* [What is needed]
Write out every entry exactly as it appears.

* [Extracted information]
_ _ _ _ _

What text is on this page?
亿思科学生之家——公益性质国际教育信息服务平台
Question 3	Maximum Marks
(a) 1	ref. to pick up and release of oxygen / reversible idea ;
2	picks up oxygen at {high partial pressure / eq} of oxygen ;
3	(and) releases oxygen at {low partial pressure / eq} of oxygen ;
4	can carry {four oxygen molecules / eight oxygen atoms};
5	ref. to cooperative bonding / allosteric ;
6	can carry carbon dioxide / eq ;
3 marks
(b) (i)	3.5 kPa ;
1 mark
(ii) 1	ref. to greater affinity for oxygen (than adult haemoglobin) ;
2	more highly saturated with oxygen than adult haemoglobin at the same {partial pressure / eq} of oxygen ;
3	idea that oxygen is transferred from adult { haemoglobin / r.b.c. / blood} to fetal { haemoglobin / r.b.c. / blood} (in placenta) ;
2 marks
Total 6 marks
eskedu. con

_ _ _ _ _

* [Result for this task]
What text is on this page?
亿思科学生之家——公益性质国际教育信息服务平台
Question 3	Maximum Marks
(a) 1	ref. to pick up and release of oxygen / reversible idea ;
2	picks up oxygen at {high partial pressure / eq} of oxygen ;
3	(and) releases oxygen at {low partial pressure / eq} of oxygen ;
4	can carry {four oxygen molecules / eight oxygen atoms};
5	ref. to cooperative bonding / allosteric ;
6	can carry carbon dioxide / eq ;
3 marks
(b) (i)	3.5 kPa ;
1 mark
(ii) 1	ref. to greater affinity for oxygen (than adult haemoglobin) ;
2	more highly saturated with oxygen than adult haemoglobin at the same {partial pressure / eq} of oxygen ;
3	idea that oxygen is transferred from adult { haemoglobin / r.b.c. / blood} to fetal { haemoglobin / r.b.c. / blood} (in placenta) ;
2 marks
Total 6 marks
eskedu. con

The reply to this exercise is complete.